In the material below, find every line with "true" and pull it out.

★ ★ ★ ★ ★

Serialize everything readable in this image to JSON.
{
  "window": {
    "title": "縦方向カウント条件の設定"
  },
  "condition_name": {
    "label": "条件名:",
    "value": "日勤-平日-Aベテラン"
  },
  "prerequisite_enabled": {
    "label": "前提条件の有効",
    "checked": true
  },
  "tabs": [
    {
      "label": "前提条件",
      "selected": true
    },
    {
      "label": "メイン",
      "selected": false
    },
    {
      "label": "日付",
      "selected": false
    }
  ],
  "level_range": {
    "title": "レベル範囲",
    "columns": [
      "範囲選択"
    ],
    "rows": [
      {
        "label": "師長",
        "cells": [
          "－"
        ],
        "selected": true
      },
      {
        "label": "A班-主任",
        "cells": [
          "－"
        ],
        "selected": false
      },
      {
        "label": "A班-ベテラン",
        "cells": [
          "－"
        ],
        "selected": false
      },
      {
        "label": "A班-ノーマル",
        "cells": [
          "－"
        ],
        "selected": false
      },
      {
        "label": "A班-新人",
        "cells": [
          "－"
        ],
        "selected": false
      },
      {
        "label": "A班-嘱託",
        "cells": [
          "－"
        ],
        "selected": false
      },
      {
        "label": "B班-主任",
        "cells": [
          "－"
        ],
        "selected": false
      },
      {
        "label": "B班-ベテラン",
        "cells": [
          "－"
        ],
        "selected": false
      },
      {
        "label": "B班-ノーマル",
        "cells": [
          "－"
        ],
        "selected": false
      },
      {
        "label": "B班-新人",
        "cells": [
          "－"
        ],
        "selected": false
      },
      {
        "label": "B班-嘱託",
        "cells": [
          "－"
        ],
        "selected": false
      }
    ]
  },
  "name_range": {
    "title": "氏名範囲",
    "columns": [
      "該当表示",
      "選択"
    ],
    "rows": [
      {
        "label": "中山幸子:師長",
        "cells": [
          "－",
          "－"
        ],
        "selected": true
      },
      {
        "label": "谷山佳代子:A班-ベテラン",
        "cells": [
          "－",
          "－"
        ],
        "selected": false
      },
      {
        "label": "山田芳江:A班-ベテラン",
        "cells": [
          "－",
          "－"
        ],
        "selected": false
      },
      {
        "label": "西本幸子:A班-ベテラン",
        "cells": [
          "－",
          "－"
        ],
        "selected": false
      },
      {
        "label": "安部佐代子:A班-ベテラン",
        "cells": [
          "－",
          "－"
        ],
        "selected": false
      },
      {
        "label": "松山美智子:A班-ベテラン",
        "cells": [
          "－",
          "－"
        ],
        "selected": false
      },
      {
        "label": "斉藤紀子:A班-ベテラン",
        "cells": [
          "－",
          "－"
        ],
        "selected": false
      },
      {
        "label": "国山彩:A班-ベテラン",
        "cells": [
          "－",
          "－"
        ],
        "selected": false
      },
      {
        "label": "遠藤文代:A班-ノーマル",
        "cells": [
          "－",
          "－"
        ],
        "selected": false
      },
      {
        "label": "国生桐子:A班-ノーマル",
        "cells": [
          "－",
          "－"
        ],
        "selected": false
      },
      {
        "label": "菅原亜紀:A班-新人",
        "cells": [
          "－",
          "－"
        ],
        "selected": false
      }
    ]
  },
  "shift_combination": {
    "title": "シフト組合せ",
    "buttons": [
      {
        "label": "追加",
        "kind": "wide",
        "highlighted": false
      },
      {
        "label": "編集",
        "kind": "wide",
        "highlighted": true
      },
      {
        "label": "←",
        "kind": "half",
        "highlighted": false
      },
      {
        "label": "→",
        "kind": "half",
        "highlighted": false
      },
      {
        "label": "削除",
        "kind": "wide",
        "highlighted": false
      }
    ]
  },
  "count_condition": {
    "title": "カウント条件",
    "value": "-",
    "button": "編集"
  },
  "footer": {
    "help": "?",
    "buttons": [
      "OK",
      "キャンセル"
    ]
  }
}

★ ★ ★ ★ ★

**Written solution:**
    "checked": true
      "selected": true
        "selected": true
        "selected": true
        "highlighted": true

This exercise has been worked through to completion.